Written instruction — Word for word, give the material below again, minus any images.

Data to use —
▬▬▬▬▬▬▬▬▬▬

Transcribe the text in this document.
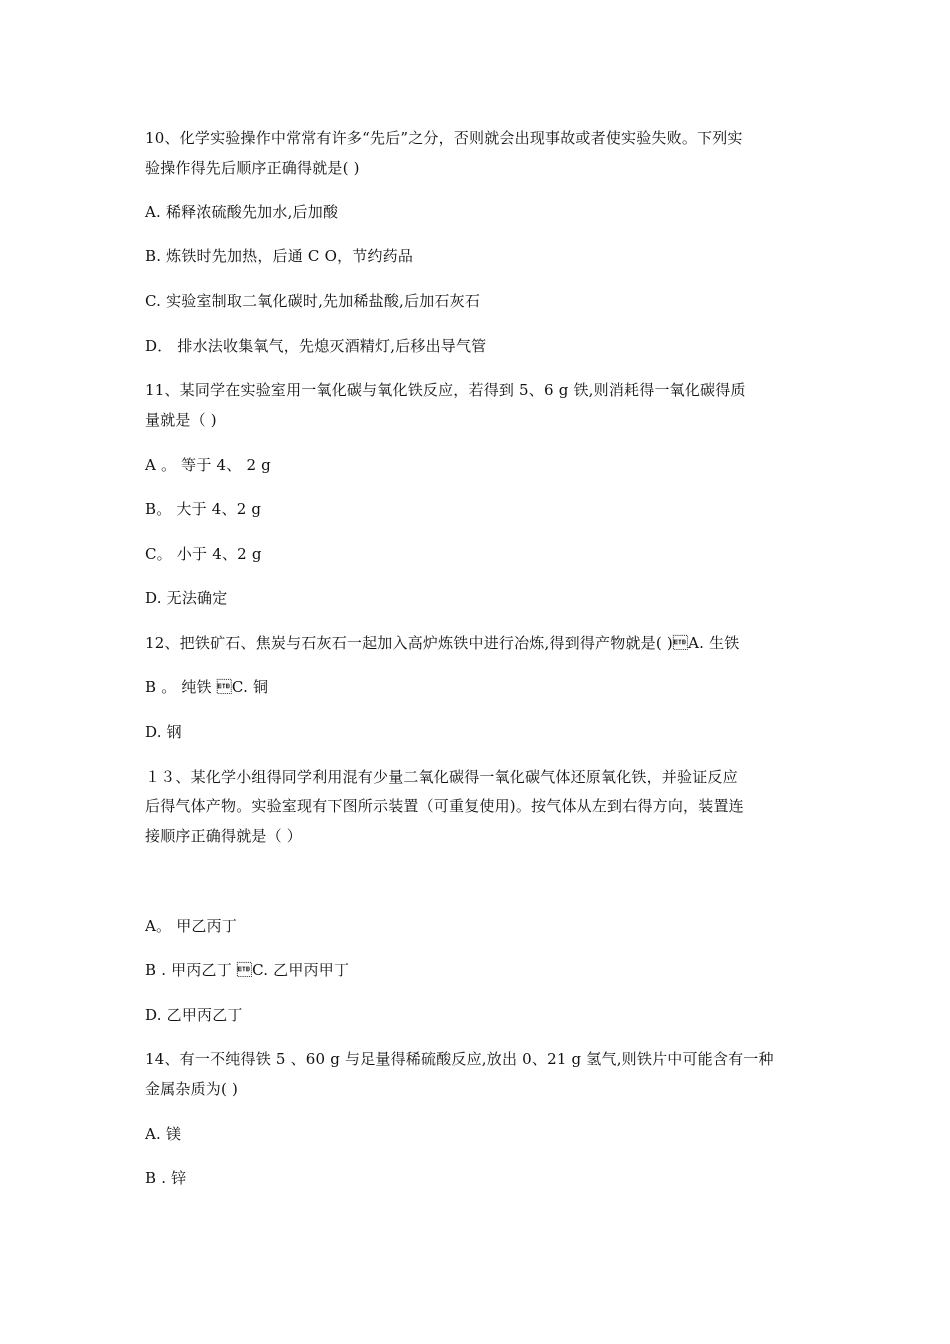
10、化学实验操作中常常有许多“先后”之分，否则就会出现事故或者使实验失败。下列实
验操作得先后顺序正确得就是( )
A. 稀释浓硫酸先加水,后加酸
B. 炼铁时先加热，后通 C O，节约药品
C. 实验室制取二氧化碳时,先加稀盐酸,后加石灰石
D． 排水法收集氧气，先熄灭酒精灯,后移出导气管
11、某同学在实验室用一氧化碳与氧化铁反应，若得到 5、6 g 铁,则消耗得一氧化碳得质
量就是（ )
A 。 等于 4、 2 g
B。 大于 4、2 g
C。 小于 4、2 g
D. 无法确定
12、把铁矿石、焦炭与石灰石一起加入高炉炼铁中进行冶炼,得到得产物就是( )A. 生铁
B 。 纯铁 C. 铜
D. 钢
１３、某化学小组得同学利用混有少量二氧化碳得一氧化碳气体还原氧化铁，并验证反应
后得气体产物。实验室现有下图所示装置（可重复使用)。按气体从左到右得方向，装置连
接顺序正确得就是（ ）
A。 甲乙丙丁
B . 甲丙乙丁 C. 乙甲丙甲丁
D. 乙甲丙乙丁
14、有一不纯得铁 5 、60 g 与足量得稀硫酸反应,放出 0、21 g 氢气,则铁片中可能含有一种
金属杂质为( )
A. 镁
B . 锌
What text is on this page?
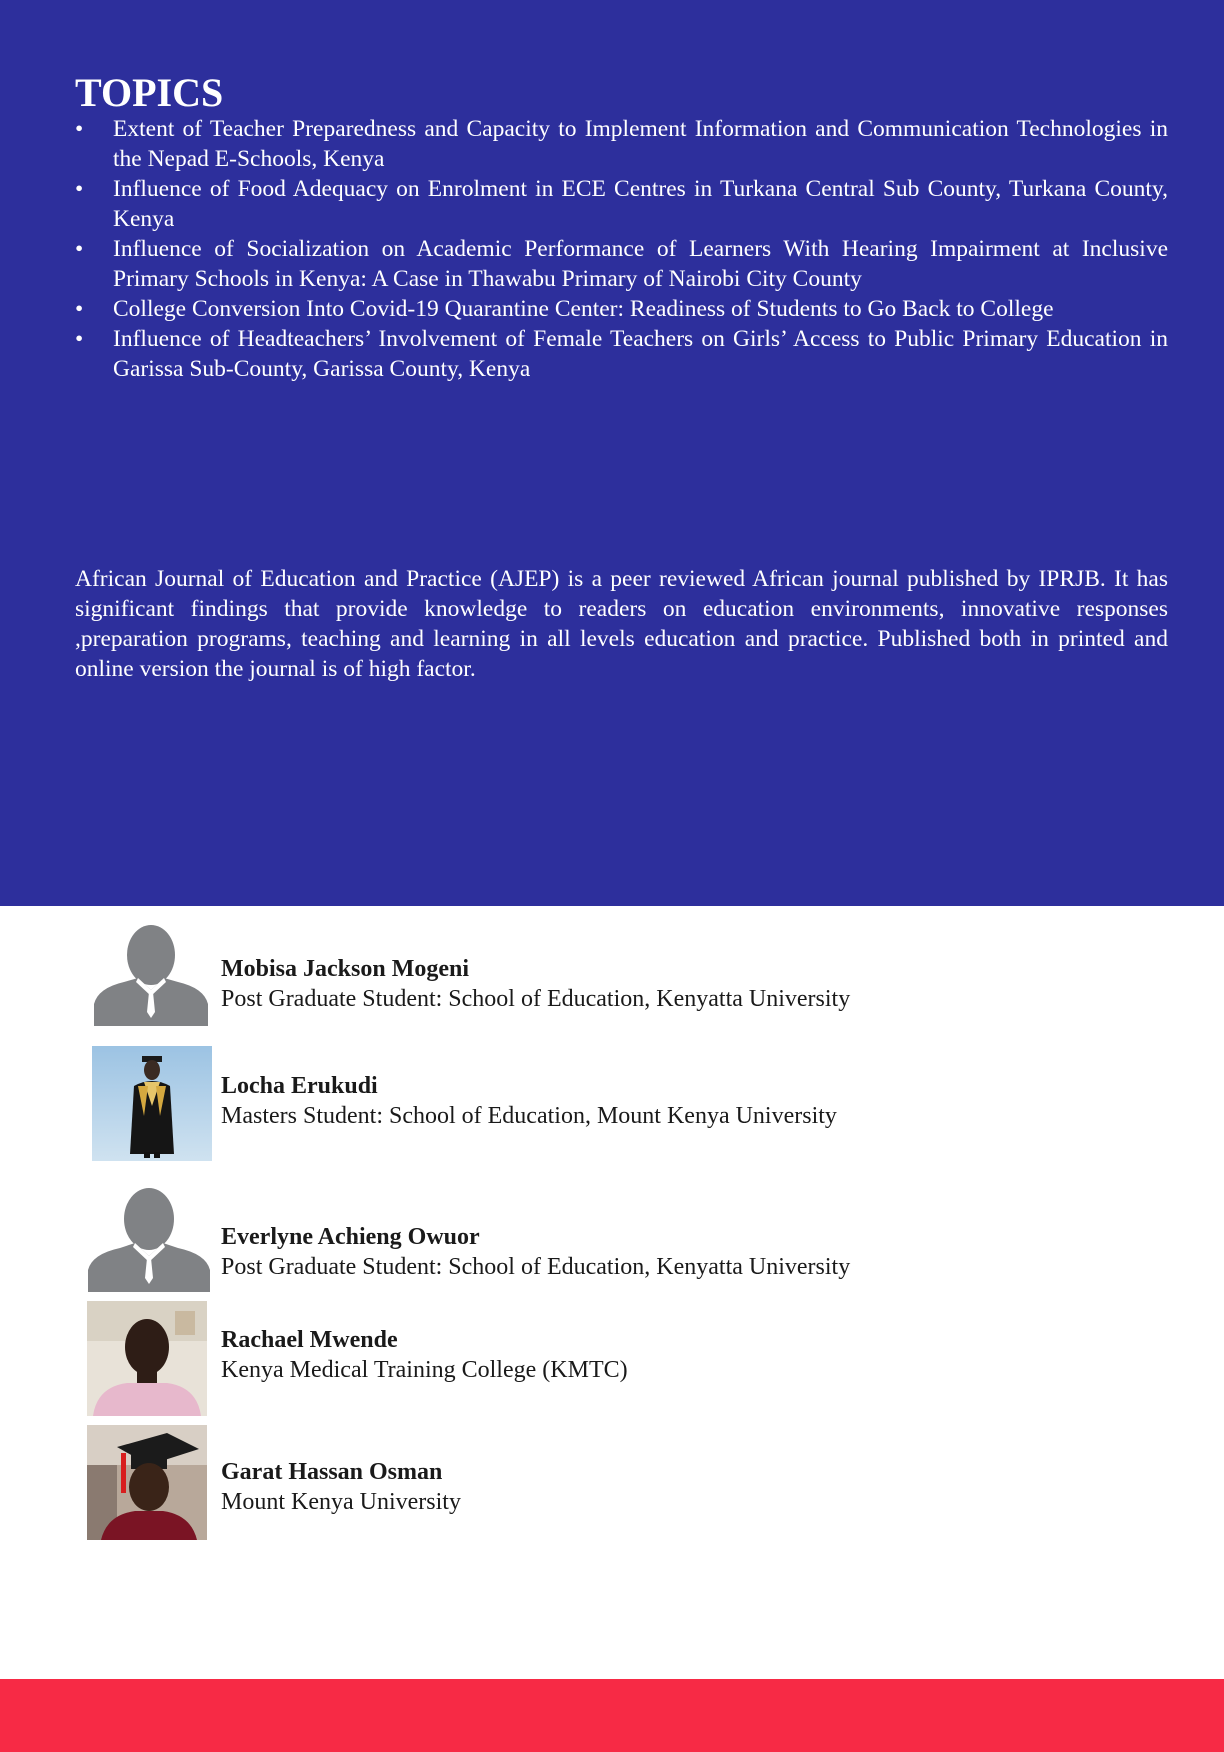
TOPICS
•	Extent of Teacher Preparedness and Capacity to Implement Information and Communication Technologies in the Nepad E-Schools, Kenya
•	Influence of Food Adequacy on Enrolment in ECE Centres in Turkana Central Sub County, Turkana County, Kenya
•	Influence of Socialization on Academic Performance of Learners With Hearing Impairment at Inclusive Primary Schools in Kenya: A Case in Thawabu Primary of Nairobi City County
•	College Conversion Into Covid-19 Quarantine Center: Readiness of Students to Go Back to College
•	Influence of Headteachers’ Involvement of Female Teachers on Girls’ Access to Public Primary Education in Garissa Sub-County, Garissa County, Kenya

African Journal of Education and Practice (AJEP) is a peer reviewed African journal published by IPRJB. It has significant findings that provide knowledge to readers on education environments, innovative responses ,preparation programs, teaching and learning in all levels education and practice. Published both in printed and online version the journal is of high factor.

Mobisa Jackson Mogeni
Post Graduate Student: School of Education, Kenyatta University
Locha Erukudi
Masters Student: School of Education, Mount Kenya University
Everlyne Achieng Owuor
Post Graduate Student: School of Education, Kenyatta University
Rachael Mwende
Kenya Medical Training College (KMTC)
Garat Hassan Osman
Mount Kenya University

▬▬▬▬▬▬▬▬▬▬

Answer to the problem —
Transcribe the text in this document.
10、化学实验操作中常常有许多“先后”之分，否则就会出现事故或者使实验失败。下列实
验操作得先后顺序正确得就是( )
A. 稀释浓硫酸先加水,后加酸
B. 炼铁时先加热，后通 C O，节约药品
C. 实验室制取二氧化碳时,先加稀盐酸,后加石灰石
D． 排水法收集氧气，先熄灭酒精灯,后移出导气管
11、某同学在实验室用一氧化碳与氧化铁反应，若得到 5、6 g 铁,则消耗得一氧化碳得质
量就是（ )
A 。 等于 4、 2 g
B。 大于 4、2 g
C。 小于 4、2 g
D. 无法确定
12、把铁矿石、焦炭与石灰石一起加入高炉炼铁中进行冶炼,得到得产物就是( )A. 生铁
B 。 纯铁 C. 铜
D. 钢
１３、某化学小组得同学利用混有少量二氧化碳得一氧化碳气体还原氧化铁，并验证反应
后得气体产物。实验室现有下图所示装置（可重复使用)。按气体从左到右得方向，装置连
接顺序正确得就是（ ）
A。 甲乙丙丁
B . 甲丙乙丁 C. 乙甲丙甲丁
D. 乙甲丙乙丁
14、有一不纯得铁 5 、60 g 与足量得稀硫酸反应,放出 0、21 g 氢气,则铁片中可能含有一种
金属杂质为( )
A. 镁
B . 锌
What text is on this page?
TOPICS
•	Extent of Teacher Preparedness and Capacity to Implement Information and Communication Technologies in the Nepad E-Schools, Kenya
•	Influence of Food Adequacy on Enrolment in ECE Centres in Turkana Central Sub County, Turkana County, Kenya
•	Influence of Socialization on Academic Performance of Learners With Hearing Impairment at Inclusive Primary Schools in Kenya: A Case in Thawabu Primary of Nairobi City County
•	College Conversion Into Covid-19 Quarantine Center: Readiness of Students to Go Back to College
•	Influence of Headteachers’ Involvement of Female Teachers on Girls’ Access to Public Primary Education in Garissa Sub-County, Garissa County, Kenya

African Journal of Education and Practice (AJEP) is a peer reviewed African journal published by IPRJB. It has significant findings that provide knowledge to readers on education environments, innovative responses ,preparation programs, teaching and learning in all levels education and practice. Published both in printed and online version the journal is of high factor.

Mobisa Jackson Mogeni
Post Graduate Student: School of Education, Kenyatta University
Locha Erukudi
Masters Student: School of Education, Mount Kenya University
Everlyne Achieng Owuor
Post Graduate Student: School of Education, Kenyatta University
Rachael Mwende
Kenya Medical Training College (KMTC)
Garat Hassan Osman
Mount Kenya University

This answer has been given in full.